EXERCISE INSTRUCTIONS: In the entries below, count every line with the word "equation". Return only the count.

PROVIDED ENTRIES:
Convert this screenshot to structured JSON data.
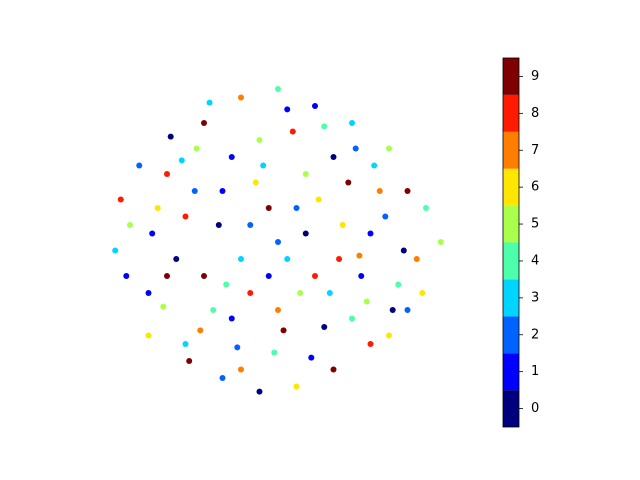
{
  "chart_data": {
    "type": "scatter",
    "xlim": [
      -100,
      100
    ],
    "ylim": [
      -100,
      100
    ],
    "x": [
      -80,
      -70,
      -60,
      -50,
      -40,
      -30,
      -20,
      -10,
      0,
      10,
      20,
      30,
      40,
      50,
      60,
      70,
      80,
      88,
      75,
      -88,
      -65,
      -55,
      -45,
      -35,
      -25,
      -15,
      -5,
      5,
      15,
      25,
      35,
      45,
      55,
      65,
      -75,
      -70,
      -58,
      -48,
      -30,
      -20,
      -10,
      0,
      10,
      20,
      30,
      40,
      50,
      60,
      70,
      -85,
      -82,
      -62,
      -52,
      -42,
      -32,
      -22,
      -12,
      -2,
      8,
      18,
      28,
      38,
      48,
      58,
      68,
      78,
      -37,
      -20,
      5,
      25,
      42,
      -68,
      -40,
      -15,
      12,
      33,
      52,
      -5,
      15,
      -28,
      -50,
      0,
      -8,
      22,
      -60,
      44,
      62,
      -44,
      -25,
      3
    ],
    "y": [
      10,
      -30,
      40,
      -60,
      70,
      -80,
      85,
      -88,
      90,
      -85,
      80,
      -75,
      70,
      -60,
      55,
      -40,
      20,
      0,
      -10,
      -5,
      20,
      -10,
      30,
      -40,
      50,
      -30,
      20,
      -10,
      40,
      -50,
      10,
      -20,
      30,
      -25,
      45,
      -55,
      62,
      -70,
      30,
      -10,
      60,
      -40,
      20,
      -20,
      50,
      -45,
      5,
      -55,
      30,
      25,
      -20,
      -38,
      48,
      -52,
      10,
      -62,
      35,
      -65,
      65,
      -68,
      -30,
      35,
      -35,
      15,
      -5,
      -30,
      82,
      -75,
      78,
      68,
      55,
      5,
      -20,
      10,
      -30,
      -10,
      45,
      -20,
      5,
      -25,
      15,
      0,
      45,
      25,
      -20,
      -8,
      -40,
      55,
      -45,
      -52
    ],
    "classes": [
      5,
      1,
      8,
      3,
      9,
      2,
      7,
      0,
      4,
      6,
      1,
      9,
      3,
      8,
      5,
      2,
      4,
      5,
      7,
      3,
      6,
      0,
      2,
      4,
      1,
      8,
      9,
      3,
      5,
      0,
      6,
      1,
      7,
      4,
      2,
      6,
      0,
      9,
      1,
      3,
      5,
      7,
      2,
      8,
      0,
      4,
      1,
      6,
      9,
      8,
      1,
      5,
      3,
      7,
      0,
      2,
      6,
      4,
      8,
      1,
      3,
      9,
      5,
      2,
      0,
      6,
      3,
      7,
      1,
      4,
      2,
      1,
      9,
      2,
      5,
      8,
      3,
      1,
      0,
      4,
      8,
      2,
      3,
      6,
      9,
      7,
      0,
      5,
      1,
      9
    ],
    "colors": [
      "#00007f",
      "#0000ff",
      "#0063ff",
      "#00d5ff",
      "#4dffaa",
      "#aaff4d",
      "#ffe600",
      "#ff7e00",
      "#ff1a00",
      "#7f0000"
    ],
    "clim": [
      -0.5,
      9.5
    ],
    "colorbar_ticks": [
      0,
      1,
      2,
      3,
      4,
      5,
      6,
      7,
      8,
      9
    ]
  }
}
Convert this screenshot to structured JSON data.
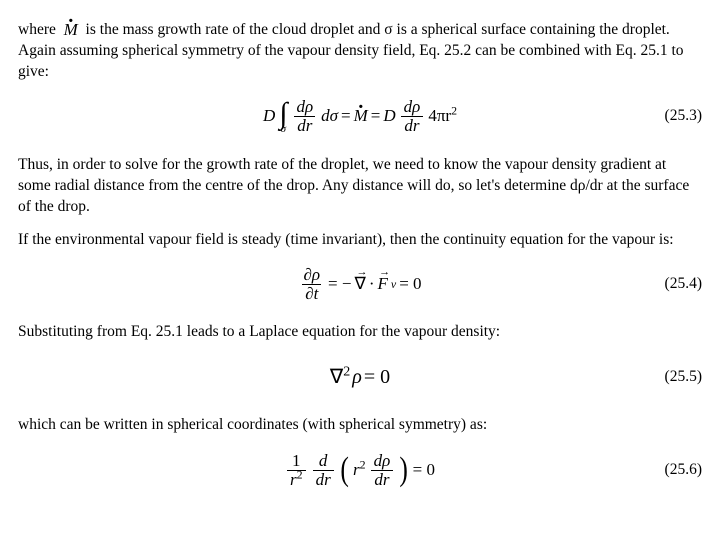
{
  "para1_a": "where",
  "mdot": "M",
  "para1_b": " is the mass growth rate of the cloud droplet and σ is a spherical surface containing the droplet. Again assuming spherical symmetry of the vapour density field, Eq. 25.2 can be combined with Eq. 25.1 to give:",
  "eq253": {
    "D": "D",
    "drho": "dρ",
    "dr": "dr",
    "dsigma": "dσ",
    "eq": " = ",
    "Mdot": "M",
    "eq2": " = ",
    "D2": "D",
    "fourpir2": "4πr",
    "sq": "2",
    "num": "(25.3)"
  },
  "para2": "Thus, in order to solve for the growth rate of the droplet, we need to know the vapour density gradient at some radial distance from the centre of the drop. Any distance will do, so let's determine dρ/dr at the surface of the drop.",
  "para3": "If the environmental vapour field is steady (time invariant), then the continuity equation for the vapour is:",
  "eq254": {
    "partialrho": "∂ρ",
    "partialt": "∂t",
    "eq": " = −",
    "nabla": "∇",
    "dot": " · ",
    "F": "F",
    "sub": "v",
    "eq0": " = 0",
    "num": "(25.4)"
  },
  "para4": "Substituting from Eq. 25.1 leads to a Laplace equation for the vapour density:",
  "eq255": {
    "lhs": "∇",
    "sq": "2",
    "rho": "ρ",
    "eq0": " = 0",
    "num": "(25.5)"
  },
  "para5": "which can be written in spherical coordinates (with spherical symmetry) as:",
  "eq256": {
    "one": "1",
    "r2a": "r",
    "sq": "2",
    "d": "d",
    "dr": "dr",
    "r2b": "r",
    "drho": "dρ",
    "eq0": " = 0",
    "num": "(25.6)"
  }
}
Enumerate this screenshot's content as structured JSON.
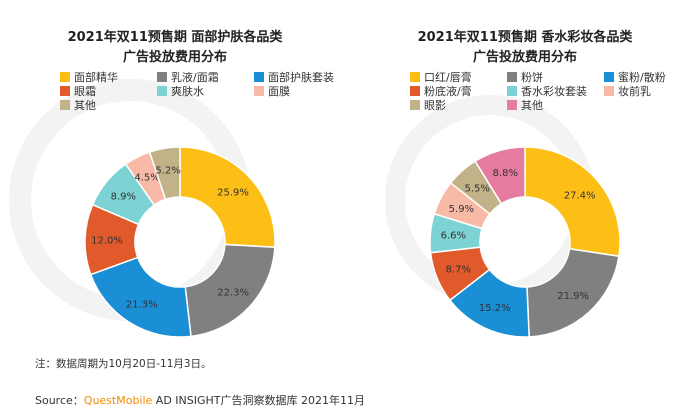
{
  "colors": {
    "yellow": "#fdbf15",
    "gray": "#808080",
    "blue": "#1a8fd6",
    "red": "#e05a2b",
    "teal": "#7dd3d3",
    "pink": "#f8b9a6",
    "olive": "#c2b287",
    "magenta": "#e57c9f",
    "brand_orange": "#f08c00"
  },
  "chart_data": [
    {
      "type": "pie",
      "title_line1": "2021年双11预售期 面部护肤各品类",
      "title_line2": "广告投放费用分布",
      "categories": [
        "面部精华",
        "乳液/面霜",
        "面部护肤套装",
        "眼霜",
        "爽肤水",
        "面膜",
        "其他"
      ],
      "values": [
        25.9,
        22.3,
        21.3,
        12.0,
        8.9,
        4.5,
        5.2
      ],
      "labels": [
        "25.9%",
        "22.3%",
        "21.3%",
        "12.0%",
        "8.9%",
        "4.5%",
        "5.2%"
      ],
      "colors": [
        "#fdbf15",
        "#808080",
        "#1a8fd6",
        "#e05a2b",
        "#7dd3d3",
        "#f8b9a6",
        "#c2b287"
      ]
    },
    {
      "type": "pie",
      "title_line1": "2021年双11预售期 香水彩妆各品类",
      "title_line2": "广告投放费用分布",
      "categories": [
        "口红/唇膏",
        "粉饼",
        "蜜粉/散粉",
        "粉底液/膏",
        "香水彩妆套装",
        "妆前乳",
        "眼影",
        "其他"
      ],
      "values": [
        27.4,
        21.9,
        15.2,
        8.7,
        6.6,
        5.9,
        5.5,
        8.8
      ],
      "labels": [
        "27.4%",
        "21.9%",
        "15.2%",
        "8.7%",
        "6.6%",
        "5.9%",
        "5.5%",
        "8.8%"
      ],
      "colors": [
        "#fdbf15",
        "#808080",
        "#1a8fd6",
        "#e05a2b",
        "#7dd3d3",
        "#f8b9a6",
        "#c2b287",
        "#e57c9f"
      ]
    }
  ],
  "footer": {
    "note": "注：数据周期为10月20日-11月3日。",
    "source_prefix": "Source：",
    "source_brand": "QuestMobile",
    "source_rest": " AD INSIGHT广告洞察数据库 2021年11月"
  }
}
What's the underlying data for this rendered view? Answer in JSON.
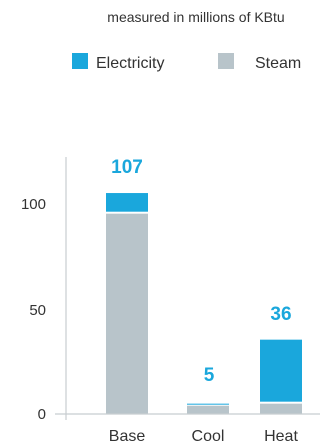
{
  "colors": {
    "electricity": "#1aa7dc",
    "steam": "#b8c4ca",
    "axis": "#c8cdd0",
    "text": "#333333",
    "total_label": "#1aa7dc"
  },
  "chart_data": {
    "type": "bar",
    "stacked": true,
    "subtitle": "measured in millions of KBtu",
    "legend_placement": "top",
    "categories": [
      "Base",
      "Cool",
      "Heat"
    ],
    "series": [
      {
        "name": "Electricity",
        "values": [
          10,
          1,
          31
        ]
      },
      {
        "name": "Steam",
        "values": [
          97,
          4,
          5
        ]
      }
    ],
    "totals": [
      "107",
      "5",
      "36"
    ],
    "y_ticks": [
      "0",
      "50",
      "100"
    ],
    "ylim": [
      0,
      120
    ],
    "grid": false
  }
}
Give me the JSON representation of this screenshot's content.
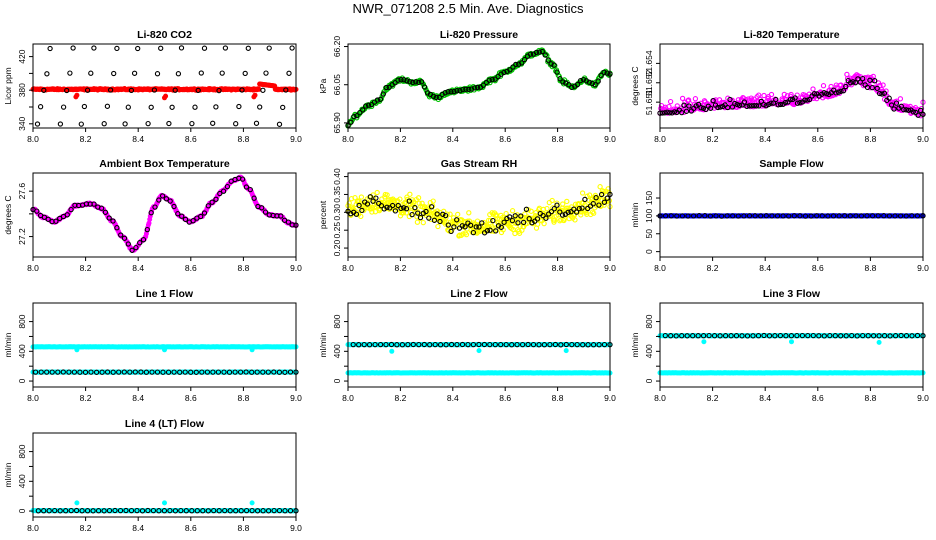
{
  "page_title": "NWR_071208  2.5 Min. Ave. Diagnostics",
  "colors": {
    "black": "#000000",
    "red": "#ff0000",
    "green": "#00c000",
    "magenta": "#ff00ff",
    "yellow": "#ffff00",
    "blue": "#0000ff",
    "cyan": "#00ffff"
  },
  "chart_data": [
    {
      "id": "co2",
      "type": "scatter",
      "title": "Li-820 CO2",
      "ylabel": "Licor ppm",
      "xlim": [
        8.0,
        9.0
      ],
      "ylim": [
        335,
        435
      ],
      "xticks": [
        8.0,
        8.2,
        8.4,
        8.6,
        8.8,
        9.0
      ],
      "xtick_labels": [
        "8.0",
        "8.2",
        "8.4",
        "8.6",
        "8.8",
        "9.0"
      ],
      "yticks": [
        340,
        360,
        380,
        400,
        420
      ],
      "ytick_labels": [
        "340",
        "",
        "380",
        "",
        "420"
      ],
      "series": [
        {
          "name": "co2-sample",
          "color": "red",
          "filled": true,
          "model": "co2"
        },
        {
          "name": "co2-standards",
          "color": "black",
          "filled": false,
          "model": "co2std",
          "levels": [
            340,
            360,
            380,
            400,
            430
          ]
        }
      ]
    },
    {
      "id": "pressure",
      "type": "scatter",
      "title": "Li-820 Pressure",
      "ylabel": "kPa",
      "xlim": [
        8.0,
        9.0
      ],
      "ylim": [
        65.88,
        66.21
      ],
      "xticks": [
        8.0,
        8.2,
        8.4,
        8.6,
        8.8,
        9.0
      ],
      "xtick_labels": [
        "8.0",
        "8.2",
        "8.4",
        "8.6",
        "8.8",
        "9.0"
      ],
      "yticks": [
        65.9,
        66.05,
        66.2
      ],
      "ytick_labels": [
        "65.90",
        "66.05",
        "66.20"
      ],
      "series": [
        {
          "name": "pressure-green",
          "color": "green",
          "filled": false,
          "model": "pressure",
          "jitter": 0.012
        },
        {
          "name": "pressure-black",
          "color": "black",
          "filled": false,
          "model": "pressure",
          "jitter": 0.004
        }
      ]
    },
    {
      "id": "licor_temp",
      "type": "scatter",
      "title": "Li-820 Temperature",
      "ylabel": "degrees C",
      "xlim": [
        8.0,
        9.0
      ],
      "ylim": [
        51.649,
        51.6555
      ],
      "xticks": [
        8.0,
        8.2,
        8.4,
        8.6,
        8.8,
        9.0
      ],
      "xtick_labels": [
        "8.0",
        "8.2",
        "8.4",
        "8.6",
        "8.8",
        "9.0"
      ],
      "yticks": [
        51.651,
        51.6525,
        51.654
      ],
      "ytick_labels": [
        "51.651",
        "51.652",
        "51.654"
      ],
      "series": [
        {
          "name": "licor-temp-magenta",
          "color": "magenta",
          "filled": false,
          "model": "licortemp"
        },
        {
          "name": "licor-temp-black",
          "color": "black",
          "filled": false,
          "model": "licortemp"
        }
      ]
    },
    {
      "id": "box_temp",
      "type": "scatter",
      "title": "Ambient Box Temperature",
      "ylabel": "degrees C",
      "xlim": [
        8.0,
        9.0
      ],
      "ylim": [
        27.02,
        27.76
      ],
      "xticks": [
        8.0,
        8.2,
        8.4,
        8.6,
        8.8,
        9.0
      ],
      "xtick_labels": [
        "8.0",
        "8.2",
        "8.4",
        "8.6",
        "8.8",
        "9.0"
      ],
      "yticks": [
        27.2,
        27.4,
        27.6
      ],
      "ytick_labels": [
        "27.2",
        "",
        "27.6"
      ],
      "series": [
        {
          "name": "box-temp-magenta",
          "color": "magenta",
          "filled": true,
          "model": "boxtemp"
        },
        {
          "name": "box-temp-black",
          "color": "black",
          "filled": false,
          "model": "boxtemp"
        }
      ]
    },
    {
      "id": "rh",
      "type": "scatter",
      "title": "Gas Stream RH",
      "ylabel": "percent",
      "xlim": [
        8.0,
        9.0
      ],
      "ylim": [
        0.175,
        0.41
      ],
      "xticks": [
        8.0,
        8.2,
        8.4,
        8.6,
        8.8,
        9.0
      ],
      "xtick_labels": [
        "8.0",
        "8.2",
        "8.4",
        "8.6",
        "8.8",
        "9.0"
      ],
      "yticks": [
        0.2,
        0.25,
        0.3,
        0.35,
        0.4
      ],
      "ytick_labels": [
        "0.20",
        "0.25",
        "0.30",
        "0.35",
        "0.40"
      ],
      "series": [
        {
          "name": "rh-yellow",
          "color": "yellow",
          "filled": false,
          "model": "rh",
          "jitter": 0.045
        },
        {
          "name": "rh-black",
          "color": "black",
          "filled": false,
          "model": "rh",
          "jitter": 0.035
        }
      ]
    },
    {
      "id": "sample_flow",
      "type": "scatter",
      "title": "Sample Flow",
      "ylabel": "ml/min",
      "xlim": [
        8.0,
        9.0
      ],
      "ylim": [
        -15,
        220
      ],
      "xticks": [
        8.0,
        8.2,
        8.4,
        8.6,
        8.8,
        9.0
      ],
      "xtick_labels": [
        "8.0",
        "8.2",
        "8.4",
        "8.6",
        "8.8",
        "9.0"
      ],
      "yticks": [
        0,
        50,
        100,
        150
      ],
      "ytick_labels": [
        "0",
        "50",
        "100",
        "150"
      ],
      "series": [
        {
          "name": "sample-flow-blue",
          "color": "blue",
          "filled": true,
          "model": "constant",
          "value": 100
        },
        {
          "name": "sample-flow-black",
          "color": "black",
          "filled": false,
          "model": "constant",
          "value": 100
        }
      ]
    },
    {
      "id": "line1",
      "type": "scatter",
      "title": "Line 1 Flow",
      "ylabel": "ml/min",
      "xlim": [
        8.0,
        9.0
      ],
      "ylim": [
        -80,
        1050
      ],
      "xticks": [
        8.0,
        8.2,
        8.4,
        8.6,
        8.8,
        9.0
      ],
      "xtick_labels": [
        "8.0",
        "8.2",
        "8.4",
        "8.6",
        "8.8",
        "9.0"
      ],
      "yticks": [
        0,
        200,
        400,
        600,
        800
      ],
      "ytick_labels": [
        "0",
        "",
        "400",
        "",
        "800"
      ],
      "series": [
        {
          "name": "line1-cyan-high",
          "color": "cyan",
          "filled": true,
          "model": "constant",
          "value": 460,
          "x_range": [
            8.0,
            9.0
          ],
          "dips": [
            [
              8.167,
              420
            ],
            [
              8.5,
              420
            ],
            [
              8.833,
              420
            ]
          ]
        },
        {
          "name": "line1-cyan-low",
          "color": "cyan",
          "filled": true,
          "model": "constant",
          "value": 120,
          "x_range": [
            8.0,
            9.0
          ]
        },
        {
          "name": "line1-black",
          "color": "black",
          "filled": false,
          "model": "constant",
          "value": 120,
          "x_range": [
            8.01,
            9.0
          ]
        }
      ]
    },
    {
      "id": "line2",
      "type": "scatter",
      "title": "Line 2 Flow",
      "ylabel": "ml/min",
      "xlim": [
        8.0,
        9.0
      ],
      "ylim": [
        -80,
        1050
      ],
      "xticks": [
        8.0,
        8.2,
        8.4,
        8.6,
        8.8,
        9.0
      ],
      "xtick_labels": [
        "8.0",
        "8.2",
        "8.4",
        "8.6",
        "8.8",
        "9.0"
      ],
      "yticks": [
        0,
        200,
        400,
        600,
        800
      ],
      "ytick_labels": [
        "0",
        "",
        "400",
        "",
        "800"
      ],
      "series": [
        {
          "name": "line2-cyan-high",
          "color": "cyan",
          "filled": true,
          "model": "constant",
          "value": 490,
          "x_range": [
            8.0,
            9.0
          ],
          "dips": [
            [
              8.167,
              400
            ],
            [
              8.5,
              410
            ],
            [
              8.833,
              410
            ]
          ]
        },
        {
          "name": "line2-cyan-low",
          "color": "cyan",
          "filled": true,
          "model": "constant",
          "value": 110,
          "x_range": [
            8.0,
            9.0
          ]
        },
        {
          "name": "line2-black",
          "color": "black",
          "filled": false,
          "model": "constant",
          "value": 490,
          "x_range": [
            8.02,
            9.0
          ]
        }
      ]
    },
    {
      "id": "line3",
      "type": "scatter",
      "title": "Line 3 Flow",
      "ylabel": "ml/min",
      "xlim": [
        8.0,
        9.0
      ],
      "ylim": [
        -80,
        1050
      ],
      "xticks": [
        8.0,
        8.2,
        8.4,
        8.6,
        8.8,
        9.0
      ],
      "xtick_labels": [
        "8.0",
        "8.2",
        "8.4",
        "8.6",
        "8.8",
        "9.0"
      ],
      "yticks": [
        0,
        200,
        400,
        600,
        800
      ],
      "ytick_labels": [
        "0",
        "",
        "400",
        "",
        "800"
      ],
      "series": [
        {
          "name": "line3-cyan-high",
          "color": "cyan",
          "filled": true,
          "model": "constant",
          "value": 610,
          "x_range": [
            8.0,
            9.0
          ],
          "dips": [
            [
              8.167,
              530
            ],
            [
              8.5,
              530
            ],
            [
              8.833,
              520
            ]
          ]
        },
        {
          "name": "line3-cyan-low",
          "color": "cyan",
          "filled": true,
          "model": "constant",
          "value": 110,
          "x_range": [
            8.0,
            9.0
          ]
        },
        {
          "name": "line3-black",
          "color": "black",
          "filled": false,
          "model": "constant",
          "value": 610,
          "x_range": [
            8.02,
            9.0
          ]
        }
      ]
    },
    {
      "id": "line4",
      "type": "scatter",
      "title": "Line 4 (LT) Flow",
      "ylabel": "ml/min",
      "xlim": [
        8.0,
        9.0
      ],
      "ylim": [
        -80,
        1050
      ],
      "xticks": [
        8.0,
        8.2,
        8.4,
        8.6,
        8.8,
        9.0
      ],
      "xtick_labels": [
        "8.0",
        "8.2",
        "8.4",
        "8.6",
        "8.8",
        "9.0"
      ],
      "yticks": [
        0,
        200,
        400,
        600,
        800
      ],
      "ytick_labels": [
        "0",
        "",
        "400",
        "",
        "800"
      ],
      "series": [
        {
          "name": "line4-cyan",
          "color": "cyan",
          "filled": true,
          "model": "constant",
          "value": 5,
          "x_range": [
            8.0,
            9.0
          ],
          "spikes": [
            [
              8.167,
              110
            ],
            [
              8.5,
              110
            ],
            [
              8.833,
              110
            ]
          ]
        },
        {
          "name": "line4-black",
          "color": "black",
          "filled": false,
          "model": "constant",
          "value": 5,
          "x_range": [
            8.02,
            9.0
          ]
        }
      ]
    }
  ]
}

COMPLETED EXERCISE: 2